◆ **Task brief**
List each line of the data that holds the string "restaurant", please.

[Dataset items]
* Begin *

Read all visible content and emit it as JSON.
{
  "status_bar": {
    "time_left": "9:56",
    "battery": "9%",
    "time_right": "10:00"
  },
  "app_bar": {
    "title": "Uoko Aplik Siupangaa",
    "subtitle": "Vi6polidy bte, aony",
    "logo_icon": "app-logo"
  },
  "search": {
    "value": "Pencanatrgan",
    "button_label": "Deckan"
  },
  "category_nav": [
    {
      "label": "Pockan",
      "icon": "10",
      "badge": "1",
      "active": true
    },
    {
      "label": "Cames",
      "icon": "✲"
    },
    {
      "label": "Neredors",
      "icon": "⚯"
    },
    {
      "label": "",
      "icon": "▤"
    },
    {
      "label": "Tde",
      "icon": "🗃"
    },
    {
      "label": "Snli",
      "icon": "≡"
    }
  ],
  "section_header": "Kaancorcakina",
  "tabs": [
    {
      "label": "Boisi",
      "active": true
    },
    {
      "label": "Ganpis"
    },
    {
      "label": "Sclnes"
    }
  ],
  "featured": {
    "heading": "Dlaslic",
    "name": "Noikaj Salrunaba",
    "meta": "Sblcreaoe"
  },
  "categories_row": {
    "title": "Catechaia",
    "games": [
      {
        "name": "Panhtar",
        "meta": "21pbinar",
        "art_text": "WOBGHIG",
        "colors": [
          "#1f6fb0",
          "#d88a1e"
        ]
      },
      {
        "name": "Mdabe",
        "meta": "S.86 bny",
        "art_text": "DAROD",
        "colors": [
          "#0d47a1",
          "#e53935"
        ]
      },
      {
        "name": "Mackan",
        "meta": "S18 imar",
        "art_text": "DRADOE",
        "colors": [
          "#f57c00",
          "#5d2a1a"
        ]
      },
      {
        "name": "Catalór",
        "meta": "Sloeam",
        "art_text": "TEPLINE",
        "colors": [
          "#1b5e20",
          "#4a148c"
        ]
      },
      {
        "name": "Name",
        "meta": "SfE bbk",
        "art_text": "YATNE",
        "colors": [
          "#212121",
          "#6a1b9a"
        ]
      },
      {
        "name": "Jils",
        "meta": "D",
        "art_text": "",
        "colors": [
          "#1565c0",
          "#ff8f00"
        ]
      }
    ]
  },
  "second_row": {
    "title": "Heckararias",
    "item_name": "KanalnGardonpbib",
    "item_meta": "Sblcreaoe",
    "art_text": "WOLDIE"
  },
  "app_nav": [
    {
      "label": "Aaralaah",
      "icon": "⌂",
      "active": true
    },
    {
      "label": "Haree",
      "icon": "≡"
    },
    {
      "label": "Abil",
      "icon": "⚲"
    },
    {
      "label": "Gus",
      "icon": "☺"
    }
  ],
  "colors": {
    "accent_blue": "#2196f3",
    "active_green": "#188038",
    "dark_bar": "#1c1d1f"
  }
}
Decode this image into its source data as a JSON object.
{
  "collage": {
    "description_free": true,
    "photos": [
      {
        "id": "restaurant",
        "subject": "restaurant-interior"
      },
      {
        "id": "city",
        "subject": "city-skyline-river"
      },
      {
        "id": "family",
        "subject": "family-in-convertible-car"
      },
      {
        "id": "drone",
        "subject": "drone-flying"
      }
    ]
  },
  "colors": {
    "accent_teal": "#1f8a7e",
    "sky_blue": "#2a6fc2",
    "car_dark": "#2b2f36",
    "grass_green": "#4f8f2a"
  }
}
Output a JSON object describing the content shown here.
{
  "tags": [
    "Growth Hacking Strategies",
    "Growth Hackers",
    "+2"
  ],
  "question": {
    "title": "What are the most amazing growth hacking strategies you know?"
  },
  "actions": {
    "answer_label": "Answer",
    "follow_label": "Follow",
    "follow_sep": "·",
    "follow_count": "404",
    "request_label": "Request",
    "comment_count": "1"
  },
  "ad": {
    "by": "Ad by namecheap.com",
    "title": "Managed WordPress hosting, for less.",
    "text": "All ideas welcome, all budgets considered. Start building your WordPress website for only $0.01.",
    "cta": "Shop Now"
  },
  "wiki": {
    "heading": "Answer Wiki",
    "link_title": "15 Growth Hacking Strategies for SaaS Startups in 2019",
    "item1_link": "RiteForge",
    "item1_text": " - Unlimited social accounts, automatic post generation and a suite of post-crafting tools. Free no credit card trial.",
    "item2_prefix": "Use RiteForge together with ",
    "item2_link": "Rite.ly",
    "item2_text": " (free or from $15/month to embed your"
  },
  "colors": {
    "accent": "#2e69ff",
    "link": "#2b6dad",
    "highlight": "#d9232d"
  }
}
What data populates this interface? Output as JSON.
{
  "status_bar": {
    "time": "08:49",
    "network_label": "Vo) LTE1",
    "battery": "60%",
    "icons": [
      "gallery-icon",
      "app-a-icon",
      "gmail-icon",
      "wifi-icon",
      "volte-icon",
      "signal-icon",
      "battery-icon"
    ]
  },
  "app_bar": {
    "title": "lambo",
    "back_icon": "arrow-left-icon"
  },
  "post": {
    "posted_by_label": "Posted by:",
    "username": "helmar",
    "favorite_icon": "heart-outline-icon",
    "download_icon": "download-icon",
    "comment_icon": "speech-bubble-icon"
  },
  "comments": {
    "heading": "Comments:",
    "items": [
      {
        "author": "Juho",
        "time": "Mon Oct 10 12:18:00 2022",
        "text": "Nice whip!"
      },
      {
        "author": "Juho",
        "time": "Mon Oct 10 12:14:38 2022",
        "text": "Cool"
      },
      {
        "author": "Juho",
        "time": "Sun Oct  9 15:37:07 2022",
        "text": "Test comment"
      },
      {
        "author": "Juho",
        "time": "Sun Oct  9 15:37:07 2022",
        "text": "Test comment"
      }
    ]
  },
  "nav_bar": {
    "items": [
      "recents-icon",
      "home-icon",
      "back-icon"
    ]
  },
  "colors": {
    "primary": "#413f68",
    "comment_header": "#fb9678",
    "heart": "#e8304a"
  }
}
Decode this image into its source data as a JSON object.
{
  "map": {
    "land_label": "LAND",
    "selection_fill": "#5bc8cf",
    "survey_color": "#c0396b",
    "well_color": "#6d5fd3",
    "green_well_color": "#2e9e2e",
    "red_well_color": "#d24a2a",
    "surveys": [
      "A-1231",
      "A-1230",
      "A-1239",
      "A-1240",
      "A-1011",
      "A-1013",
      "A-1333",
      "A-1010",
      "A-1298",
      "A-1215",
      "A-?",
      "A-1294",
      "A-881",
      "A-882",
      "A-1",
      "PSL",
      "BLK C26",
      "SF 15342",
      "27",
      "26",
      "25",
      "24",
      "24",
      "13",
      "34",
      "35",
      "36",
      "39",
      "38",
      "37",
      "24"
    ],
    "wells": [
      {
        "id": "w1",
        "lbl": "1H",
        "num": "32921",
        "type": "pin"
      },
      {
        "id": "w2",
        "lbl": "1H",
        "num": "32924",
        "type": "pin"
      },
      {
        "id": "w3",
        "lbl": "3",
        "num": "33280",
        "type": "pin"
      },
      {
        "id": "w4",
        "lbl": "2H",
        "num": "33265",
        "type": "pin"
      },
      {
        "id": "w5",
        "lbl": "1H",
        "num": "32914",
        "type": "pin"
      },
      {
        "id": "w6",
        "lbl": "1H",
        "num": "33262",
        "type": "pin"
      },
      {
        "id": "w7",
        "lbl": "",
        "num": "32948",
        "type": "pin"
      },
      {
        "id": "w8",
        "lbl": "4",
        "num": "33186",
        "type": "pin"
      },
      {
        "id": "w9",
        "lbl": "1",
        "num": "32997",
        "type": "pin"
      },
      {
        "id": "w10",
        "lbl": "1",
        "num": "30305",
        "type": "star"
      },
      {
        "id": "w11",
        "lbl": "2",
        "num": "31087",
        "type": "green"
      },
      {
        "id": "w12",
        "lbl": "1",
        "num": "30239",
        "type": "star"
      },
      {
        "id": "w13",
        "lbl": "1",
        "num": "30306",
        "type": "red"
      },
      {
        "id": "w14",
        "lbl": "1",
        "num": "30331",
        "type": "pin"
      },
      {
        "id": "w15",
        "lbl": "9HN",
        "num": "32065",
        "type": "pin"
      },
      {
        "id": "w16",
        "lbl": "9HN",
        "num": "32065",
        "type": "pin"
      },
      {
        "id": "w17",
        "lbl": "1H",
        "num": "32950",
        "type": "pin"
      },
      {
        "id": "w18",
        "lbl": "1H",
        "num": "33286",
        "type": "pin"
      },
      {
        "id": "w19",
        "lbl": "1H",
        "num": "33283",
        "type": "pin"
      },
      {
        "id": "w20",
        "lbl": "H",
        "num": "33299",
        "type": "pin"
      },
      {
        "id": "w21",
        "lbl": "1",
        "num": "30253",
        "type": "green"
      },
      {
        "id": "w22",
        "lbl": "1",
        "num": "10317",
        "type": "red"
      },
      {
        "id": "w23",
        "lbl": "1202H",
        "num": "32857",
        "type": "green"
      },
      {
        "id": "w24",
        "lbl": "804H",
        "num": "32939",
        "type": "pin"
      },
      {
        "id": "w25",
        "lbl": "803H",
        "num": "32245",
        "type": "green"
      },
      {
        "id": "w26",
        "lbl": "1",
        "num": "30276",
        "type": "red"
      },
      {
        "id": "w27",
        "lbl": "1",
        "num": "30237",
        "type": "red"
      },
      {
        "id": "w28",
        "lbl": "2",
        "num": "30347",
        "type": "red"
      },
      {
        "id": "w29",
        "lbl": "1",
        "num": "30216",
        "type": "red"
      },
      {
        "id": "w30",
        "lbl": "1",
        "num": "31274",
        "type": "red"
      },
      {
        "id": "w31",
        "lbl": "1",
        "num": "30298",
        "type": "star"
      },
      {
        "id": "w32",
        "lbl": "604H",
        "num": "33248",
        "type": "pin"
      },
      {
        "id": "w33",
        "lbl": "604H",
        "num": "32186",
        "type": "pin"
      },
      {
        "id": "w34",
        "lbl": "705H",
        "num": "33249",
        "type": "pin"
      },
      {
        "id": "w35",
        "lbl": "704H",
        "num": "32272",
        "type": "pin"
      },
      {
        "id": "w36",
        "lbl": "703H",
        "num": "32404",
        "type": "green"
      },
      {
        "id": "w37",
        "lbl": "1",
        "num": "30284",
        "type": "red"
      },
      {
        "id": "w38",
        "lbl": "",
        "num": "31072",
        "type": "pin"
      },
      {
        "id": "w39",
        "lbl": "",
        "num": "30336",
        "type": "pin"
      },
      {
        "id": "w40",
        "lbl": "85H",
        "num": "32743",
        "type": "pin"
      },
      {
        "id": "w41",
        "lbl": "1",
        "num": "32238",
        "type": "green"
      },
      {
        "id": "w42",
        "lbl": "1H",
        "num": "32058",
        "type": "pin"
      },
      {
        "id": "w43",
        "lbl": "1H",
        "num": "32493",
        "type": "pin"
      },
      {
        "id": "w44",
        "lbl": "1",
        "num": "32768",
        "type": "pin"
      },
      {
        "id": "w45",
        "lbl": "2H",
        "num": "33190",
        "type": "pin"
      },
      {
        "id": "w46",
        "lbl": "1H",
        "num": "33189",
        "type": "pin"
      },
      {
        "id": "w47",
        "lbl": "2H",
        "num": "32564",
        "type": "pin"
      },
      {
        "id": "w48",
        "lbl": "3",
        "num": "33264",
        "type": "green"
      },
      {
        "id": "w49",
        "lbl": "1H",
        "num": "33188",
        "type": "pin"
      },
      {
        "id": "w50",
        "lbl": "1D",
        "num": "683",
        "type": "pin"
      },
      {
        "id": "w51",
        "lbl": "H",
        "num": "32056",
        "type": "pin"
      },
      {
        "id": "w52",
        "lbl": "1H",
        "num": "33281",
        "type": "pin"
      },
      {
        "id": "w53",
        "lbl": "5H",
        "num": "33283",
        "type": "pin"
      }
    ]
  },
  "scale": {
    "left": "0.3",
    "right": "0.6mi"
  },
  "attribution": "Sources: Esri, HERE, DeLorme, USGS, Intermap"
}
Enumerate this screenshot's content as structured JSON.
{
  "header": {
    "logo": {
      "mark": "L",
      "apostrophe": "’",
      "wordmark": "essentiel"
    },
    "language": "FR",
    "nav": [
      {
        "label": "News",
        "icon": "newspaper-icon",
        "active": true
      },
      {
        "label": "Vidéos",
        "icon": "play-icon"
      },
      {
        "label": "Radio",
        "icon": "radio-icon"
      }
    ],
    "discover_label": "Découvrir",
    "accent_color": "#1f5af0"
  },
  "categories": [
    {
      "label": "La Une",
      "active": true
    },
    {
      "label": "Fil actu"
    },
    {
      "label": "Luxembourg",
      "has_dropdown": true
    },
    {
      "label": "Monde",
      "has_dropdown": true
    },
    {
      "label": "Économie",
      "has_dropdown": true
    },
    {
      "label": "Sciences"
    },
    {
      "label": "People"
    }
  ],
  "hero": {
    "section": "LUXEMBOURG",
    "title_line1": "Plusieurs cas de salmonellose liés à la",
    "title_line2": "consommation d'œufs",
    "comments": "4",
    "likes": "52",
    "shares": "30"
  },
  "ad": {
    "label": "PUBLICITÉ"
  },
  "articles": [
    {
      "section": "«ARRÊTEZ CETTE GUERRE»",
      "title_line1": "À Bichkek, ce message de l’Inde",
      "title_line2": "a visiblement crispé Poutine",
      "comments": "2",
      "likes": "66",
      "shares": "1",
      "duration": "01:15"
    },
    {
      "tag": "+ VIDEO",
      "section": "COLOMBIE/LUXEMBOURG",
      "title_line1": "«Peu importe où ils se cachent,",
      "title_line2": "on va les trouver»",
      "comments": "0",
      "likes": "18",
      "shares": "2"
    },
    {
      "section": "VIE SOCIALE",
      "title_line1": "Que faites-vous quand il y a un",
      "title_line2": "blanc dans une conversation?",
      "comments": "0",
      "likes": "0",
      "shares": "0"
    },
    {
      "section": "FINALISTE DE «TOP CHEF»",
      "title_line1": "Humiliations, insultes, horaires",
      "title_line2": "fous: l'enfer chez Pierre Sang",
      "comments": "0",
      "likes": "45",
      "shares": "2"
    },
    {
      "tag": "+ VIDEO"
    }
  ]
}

* End *

◆ **Response to the exercise**
        "id": "restaurant",
        "subject": "restaurant-interior"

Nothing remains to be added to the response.